● **WHAT YOU SHOULD DO**
Repeat the material in full. Keep every line exactly as it is.

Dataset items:
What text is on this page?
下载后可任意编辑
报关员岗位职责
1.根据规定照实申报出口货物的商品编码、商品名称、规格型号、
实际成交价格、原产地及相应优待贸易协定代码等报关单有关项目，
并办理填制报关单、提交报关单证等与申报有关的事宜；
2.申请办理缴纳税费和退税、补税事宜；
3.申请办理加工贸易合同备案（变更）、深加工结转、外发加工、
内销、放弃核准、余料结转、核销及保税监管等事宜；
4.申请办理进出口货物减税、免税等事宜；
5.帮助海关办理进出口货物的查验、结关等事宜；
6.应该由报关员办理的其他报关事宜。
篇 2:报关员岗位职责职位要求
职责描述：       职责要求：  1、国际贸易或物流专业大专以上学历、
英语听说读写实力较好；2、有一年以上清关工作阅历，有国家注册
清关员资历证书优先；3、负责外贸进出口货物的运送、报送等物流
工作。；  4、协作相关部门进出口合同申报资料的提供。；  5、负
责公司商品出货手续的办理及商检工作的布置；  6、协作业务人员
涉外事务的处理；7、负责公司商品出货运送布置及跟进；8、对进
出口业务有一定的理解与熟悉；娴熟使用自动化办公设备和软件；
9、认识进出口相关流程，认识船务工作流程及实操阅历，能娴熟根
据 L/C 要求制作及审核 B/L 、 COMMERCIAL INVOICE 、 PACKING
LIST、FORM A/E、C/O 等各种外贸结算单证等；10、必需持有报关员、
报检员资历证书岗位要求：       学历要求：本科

● **RESPONSE**
What text is on this page?
下载后可任意编辑
报关员岗位职责
1.根据规定照实申报出口货物的商品编码、商品名称、规格型号、
实际成交价格、原产地及相应优待贸易协定代码等报关单有关项目，
并办理填制报关单、提交报关单证等与申报有关的事宜；
2.申请办理缴纳税费和退税、补税事宜；
3.申请办理加工贸易合同备案（变更）、深加工结转、外发加工、
内销、放弃核准、余料结转、核销及保税监管等事宜；
4.申请办理进出口货物减税、免税等事宜；
5.帮助海关办理进出口货物的查验、结关等事宜；
6.应该由报关员办理的其他报关事宜。
篇 2:报关员岗位职责职位要求
职责描述：       职责要求：  1、国际贸易或物流专业大专以上学历、
英语听说读写实力较好；2、有一年以上清关工作阅历，有国家注册
清关员资历证书优先；3、负责外贸进出口货物的运送、报送等物流
工作。；  4、协作相关部门进出口合同申报资料的提供。；  5、负
责公司商品出货手续的办理及商检工作的布置；  6、协作业务人员
涉外事务的处理；7、负责公司商品出货运送布置及跟进；8、对进
出口业务有一定的理解与熟悉；娴熟使用自动化办公设备和软件；
9、认识进出口相关流程，认识船务工作流程及实操阅历，能娴熟根
据 L/C 要求制作及审核 B/L 、 COMMERCIAL INVOICE 、 PACKING
LIST、FORM A/E、C/O 等各种外贸结算单证等；10、必需持有报关员、
报检员资历证书岗位要求：       学历要求：本科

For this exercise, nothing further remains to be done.